SOURCE:
Comment (by Otto42):

 Replying to [comment:42 afercia]:
 > Thanks @melchoyce @lonelyvegan
 >
 > > I'm thinking of making a Classic Editor section that could elaborate,
 as well.
 >
 > I'd definitely second it. Not sure about the modal as first (and unique)
 source of information about Classic Editor. In all the other pages in
 core, the modal usually opens by clicking on a "more details" link. Before
 this link all the main information about a plugin is available, including
 the ability to install and activate. That's why I'd prefer to link to the
 plugins screen.
 >
 > Any smart way to get a link to the featured or search tab that shows
 only the Classic Editor plugin?

 After looking through all this, it would take a fair amount of work to do
 it this way.

 There's two ways to look at the plugin install screen there: The multiple
 view of search results of whatever type, and the modal popup iframe which
 shows detailed plugin information.

 The first shows multiple items, the second shows info about one item, and
 these are fully separate in all places in both the core code and the API
 on w.org which supports it. The "query_plugins" endpoint has no way to
 pull a specific single result, say by slug, and the view of multiple
 results has no other way to do the query than query_plugins.

TASKS AND EXERCISES:
A) Answer these questions using the Classic Editor comment.
(i) In the other pages in core, what usually opens the modal?
(ii) What are the two ways to look at the plugin install screen?
(iii) What does the "query_plugins" endpoint have no way to do?
B) Write out the part of the Classic Editor comment from "There's two ways" up to and including "query than query_plugins.", word for word.

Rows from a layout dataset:
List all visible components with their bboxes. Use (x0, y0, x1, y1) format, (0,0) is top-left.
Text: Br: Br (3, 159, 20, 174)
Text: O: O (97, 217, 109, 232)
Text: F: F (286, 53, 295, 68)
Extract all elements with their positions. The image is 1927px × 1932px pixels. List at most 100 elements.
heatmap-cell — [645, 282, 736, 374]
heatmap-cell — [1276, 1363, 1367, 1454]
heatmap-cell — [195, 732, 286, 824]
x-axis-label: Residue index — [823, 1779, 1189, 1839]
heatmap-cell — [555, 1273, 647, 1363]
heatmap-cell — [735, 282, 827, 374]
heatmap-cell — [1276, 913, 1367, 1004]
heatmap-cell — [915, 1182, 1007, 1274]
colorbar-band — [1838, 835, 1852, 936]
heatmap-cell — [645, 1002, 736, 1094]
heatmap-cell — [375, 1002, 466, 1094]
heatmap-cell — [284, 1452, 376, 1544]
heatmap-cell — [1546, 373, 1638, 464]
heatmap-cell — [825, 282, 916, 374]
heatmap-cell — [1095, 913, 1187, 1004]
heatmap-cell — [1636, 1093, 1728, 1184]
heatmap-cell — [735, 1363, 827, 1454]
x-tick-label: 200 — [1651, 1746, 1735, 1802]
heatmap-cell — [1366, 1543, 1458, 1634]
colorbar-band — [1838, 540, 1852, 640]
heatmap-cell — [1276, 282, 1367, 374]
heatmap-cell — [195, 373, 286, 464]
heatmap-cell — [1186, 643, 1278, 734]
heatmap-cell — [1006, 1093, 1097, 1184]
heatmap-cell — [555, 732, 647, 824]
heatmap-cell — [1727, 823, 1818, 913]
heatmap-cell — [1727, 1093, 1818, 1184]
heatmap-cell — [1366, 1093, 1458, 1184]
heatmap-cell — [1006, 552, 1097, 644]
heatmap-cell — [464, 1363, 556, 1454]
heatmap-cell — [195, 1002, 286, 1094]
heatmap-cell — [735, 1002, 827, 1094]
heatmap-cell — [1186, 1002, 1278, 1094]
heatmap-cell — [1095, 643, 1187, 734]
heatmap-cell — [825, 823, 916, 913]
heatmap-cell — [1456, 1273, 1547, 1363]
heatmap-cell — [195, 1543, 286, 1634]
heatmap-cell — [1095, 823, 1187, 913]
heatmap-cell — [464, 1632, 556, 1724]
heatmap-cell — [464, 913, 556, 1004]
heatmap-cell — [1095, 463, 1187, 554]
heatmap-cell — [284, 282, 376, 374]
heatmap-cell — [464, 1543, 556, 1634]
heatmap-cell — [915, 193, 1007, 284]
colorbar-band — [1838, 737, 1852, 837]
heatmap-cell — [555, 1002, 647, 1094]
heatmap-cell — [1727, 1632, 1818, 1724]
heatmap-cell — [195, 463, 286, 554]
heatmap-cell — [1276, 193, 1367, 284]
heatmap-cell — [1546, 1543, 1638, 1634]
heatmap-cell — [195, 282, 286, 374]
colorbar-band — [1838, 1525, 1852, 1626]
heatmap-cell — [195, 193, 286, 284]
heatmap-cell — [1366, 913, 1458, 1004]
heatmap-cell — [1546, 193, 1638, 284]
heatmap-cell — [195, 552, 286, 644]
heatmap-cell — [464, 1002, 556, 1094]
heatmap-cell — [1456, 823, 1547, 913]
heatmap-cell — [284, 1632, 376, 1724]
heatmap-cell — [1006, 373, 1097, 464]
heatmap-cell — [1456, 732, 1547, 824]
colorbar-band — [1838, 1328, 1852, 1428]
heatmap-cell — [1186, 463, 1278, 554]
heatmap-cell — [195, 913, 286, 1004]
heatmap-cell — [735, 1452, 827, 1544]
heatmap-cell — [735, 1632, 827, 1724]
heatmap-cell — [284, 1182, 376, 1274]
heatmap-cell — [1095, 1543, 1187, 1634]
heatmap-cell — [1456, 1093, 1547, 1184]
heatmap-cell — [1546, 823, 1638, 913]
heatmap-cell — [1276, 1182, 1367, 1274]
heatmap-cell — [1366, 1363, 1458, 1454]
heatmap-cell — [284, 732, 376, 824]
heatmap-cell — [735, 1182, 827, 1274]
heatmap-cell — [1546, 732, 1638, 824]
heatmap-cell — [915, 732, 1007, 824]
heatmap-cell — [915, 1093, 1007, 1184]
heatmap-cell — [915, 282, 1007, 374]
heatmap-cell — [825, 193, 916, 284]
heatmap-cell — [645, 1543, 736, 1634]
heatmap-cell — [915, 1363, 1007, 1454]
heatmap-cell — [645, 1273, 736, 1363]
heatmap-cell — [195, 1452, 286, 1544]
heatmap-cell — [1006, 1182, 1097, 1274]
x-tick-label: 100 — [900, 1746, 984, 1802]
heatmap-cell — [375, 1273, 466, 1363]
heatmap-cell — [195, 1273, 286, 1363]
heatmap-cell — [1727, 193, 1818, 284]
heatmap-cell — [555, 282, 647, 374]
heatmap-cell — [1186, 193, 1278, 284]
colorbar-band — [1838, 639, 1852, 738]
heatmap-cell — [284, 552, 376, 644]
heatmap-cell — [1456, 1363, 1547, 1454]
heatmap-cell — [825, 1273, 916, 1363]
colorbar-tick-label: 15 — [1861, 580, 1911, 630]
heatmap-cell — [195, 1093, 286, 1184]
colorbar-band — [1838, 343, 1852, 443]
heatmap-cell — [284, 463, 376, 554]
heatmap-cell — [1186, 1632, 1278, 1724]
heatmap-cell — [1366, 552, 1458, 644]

ANSWERS GIVEN:
A)
(i) Clicking on a "more details" link.
(ii) The multiple view of search results of whatever type, and the modal popup iframe that shows detailed plugin information.
(iii) Pull a specific single result, say by slug.

B)
There's two ways to look at the plugin install screen there: The multiple
 view of search results of whatever type, and the modal popup iframe which
 shows detailed plugin information.

 The first shows multiple items, the second shows info about one item, and
 these are fully separate in all places in both the core code and the API
 on w.org which supports it. The "query_plugins" endpoint has no way to
 pull a specific single result, say by slug, and the view of multiple
 results has no other way to do the query than query_plugins.